Admittedly, the President's speeches do sometimes show small signs of change at moments when reality forces its way onto the premises. For obvious reasons, for instance, weapons of mass destruction have disappeared from his speeches when the focus is Iraq (though mention Iran and…). Recently, Cindy Sheehan made herself such a thorn in the Presidential side that his speechwriters were forced to let him acknowledge the actual numbers of American dead. ("We have lost 1,864 members of our Armed Forces in Operation Iraqi Freedom, and 223 in Operation Enduring Freedom.") And the growing debate about withdrawal from Iraq, which began with unapproved statements from his own military, has forced the President's speechwriters to create a new jingle to describe our plan for the Iraqi future: "As Iraqis stand up, we will stand down.".

In speaking off-the-cuff, as to the reporters in Donnelly last week, he repeats his usual words, phrases, and lines, mix-and-match style; still, it's easier in such a session (no matter how weak the questions lobbed at him) to sense an edge of confusion about how to make his world stand in some relation to reality. For instance, in the Donnelly exchange, which lasted 12 minutes including the niceties -- "Q: Any fishing? THE PRESIDENT: I don't know yet. I haven't made up my mind yet. I'm kind of hanging loose, as they say. (Laughter.)" -- he offered this strange, new explanation for the development of terrorism in the Iraqi neck of the woods:

"[W]e had a policy that just said, let the dictator [Saddam Hussein] stay there, don't worry about it. And as a result of dictatorship, and as a result of tyranny, resentment, hopelessness began to develop in that part of the world, which became the -- gave the terrorists capacity to recruit."

However, in his speeches, those perfect artifacts from another universe, delivered only before the most receptive audiences, usually under campaign-like conditions, everything is as the President wants it to be. There, at present, he inhabits a world that begins with the Constitutional Convention in Philadelphia in 1787 -- imagine how a Democrat might be pilloried for comparing the making of the already tattered "Islamic" constitution of Iraq (just hailed by Iranian Ayatollah Ahmad Jannati, who heads that country's ultra-conservative Guardian Council) to ours -- passes through World War II (where we successfully occupied two countries, Japan and Germany) and more or less ends in the glory days of the Cold War. Missing, of course, is the one "small" conflict that, right now, is on everyone's mind all over Washington, not to say the U.S. -- Vietnam. You won't find that name, nor words like "quagmire" or "bogged down" either.

The President's speech-world is a world of the will in every sense. (The terrorists typically try to break ours and get us to retreat.) In Idaho, he used will, as in "will of the majority," 6 times, but the will of the willed act (we will not allow the terrorists, America will not wait to be attacked again, will confront emerging threats, will stay on the offensive, will fight, will win, will be on the hunt, will prevail) 34 times. There may never have been political speeches that used the word in all its senses (except as a document of bequeathment) so often. In this tic, his speeches catch perhaps the most striking aspect of his administration since September 11, 2001 -- its driving urge to impose a worldview by force on the rest of the planet.

(Layout coordinate data)
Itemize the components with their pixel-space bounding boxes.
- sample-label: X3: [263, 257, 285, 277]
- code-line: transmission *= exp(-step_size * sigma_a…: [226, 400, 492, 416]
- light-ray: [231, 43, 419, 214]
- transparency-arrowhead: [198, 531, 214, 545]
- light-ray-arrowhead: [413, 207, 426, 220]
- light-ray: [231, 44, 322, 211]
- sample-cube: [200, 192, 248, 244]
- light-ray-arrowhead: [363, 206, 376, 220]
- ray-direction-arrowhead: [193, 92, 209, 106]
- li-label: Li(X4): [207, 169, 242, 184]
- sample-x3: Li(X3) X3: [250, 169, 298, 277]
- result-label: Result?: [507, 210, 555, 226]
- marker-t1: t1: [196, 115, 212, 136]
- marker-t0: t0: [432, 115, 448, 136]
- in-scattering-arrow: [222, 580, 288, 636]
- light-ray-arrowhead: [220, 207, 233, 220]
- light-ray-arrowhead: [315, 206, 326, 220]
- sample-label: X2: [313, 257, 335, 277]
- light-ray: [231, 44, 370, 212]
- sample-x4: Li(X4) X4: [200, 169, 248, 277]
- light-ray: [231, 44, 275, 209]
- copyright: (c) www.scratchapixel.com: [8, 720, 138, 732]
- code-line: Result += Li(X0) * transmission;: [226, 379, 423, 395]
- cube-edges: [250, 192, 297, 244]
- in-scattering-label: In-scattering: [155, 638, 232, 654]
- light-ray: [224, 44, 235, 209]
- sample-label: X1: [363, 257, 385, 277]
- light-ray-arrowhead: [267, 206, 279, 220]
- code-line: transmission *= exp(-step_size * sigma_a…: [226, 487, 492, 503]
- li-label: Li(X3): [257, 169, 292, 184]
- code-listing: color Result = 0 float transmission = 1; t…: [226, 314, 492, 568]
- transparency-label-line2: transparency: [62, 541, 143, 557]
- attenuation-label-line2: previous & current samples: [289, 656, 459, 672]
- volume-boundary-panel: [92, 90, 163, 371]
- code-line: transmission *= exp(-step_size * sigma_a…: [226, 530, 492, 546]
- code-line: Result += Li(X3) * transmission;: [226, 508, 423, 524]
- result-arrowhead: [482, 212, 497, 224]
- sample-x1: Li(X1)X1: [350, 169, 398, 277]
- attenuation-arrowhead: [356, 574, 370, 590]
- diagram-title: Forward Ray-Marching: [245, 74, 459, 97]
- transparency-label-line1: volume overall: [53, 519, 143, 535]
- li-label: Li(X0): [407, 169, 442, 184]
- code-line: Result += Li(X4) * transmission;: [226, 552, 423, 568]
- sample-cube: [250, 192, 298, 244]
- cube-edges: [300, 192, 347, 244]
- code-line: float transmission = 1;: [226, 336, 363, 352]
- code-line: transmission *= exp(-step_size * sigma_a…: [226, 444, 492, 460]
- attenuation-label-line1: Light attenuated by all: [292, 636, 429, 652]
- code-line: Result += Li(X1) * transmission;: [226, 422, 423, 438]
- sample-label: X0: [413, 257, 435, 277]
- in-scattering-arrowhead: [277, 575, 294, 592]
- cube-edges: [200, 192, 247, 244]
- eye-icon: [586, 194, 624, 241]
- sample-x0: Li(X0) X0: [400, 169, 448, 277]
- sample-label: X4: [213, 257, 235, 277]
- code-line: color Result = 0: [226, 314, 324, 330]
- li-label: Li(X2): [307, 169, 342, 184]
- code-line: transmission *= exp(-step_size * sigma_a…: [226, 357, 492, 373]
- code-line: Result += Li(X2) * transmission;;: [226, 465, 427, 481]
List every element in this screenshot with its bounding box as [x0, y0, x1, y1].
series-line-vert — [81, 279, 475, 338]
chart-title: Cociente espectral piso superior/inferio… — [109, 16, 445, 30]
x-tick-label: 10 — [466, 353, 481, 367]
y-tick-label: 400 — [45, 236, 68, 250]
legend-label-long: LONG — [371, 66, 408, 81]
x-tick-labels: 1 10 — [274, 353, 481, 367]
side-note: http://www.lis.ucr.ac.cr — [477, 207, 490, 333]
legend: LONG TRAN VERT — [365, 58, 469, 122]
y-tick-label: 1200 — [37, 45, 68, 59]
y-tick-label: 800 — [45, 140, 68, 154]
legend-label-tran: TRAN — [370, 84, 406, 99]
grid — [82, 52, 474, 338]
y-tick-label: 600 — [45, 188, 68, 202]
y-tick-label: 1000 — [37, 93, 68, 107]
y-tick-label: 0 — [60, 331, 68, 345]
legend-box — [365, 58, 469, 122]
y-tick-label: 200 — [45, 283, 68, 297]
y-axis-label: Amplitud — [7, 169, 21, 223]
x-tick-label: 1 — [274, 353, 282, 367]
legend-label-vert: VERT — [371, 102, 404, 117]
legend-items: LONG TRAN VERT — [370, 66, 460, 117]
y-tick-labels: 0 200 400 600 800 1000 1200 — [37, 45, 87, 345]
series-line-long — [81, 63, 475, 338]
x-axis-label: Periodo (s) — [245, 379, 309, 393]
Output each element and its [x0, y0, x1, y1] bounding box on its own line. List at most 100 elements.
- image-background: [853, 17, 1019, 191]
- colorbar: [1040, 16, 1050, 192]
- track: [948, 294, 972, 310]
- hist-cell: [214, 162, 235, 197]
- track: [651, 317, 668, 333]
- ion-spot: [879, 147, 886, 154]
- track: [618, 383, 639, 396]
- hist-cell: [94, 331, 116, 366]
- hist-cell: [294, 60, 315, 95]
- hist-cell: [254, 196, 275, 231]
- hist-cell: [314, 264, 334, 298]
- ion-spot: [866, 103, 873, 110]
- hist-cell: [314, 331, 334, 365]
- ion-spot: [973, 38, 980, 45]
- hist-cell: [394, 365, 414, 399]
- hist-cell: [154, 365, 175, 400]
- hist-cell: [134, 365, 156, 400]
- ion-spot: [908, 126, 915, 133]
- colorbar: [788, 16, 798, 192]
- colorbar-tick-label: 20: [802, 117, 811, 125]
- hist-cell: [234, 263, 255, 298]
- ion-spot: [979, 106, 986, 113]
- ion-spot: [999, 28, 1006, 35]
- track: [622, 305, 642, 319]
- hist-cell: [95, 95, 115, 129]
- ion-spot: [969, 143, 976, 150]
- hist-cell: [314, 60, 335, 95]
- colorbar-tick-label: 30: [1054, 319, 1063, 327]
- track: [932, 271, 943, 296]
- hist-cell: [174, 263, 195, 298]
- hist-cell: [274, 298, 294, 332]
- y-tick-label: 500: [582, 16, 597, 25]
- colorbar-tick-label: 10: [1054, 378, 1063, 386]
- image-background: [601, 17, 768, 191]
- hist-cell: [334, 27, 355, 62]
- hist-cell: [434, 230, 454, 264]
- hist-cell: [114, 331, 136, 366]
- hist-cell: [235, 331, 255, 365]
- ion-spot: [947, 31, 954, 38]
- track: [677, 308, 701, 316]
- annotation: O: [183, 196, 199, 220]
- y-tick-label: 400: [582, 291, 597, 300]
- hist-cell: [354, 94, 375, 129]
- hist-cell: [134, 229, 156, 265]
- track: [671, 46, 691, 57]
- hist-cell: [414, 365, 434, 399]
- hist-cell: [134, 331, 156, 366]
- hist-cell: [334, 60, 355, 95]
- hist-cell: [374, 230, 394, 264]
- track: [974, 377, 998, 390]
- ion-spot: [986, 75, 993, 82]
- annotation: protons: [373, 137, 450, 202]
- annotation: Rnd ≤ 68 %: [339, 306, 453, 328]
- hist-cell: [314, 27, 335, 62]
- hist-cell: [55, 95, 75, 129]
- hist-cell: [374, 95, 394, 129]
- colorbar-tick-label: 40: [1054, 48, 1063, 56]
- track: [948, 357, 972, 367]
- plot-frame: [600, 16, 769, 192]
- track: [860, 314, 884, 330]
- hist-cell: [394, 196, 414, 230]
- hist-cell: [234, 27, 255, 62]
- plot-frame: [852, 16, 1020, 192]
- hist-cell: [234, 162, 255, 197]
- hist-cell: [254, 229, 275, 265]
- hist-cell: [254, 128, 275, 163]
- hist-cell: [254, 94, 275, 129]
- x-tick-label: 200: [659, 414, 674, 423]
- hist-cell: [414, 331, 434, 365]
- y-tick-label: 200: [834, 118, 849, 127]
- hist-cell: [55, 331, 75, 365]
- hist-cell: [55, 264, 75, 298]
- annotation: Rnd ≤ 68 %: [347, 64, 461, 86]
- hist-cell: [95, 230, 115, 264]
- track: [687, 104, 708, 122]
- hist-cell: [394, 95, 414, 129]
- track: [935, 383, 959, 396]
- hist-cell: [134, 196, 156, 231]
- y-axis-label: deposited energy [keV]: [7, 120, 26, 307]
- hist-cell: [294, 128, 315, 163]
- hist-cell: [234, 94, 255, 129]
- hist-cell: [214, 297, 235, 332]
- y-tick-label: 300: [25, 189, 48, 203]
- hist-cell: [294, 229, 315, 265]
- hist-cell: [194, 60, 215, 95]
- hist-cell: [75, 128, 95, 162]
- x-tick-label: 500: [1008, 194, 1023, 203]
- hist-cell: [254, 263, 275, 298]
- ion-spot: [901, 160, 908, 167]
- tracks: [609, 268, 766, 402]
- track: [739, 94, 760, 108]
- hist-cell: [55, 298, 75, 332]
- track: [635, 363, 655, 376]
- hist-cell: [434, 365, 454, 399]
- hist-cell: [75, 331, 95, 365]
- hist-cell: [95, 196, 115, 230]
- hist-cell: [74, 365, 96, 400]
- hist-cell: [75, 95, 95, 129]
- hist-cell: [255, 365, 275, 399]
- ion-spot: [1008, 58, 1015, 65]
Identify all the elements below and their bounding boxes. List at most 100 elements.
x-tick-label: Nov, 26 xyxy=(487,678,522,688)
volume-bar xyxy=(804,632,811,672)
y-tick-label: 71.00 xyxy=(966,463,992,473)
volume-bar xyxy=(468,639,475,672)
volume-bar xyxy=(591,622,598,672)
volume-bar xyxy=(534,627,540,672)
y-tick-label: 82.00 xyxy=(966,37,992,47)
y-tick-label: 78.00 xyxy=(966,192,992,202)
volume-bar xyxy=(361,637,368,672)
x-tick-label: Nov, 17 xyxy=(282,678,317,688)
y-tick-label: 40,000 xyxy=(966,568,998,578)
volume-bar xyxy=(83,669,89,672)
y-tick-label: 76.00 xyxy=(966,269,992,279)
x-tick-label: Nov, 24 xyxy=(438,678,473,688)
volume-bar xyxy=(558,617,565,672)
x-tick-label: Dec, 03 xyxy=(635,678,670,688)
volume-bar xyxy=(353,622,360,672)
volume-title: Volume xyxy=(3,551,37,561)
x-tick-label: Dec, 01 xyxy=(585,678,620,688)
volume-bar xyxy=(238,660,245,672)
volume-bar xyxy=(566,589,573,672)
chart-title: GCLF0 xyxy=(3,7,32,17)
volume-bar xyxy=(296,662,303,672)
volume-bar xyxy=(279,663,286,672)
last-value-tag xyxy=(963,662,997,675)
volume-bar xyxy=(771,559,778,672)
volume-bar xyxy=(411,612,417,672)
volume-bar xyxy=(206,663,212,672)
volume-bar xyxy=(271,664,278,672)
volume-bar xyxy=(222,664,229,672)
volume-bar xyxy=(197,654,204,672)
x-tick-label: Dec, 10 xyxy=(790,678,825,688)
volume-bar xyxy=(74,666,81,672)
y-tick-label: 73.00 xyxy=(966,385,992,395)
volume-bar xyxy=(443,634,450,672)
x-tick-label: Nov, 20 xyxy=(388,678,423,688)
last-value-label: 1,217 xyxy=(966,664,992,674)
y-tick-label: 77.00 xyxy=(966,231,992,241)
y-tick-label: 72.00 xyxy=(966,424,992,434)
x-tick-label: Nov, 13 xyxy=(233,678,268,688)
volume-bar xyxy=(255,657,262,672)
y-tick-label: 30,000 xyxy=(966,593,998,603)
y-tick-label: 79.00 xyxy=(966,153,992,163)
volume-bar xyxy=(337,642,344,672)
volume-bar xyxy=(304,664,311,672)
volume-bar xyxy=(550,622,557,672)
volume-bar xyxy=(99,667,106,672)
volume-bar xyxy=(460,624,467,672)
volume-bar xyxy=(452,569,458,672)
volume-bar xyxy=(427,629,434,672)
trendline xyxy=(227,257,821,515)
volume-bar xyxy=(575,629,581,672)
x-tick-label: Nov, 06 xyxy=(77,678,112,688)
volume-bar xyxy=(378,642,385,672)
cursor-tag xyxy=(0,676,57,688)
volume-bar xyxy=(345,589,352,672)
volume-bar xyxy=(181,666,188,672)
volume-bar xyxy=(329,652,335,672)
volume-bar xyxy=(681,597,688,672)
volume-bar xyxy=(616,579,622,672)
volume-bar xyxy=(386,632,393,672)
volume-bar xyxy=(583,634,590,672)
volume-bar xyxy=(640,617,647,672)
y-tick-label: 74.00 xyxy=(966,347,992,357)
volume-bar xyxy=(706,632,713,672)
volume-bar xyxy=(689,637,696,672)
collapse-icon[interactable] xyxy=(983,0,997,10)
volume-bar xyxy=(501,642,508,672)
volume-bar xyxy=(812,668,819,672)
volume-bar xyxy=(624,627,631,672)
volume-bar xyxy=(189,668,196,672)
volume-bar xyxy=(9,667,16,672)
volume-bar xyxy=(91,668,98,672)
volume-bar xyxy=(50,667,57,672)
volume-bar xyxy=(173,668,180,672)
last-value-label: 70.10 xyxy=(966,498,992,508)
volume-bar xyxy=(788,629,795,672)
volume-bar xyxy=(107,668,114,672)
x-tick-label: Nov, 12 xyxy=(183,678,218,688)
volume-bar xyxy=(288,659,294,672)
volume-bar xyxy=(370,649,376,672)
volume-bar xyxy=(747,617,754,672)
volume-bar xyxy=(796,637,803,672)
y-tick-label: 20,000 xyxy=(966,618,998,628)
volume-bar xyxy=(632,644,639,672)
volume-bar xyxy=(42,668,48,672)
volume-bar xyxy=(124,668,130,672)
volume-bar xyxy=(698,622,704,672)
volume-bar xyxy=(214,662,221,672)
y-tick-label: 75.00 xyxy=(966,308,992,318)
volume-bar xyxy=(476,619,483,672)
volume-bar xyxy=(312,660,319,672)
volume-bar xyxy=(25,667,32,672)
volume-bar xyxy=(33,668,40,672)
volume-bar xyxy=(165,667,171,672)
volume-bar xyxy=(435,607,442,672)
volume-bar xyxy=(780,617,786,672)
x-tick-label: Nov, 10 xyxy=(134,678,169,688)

§ SET EXERCISE 1
In one to three sentences, explain why the President's speechwriters let him acknowledge the actual numbers of American dead, as the extract on the President's speeches tells it.
§ SET EXERCISE 2
Update the passage of the extract on the President's speeches, starting with "The President's speech-world" and going on through "of the planet.", so that "rhetorical world" takes the place of "speech-world".

§ CORRECT ANSWER 1
Cindy Sheehan had made herself such a thorn in the President's side that his speechwriters were forced to let him acknowledge the actual numbers of American dead.

§ CORRECT ANSWER 2
The President's rhetorical world is a world of the will in every sense. (The terrorists typically try to break ours and get us to retreat.) In Idaho, he used will, as in "will of the majority," 6 times, but the will of the willed act (we will not allow the terrorists, America will not wait to be attacked again, will confront emerging threats, will stay on the offensive, will fight, will win, will be on the hunt, will prevail) 34 times. There may never have been political speeches that used the word in all its senses (except as a document of bequeathment) so often. In this tic, his speeches catch perhaps the most striking aspect of his administration since September 11, 2001 -- its driving urge to impose a worldview by force on the rest of the planet.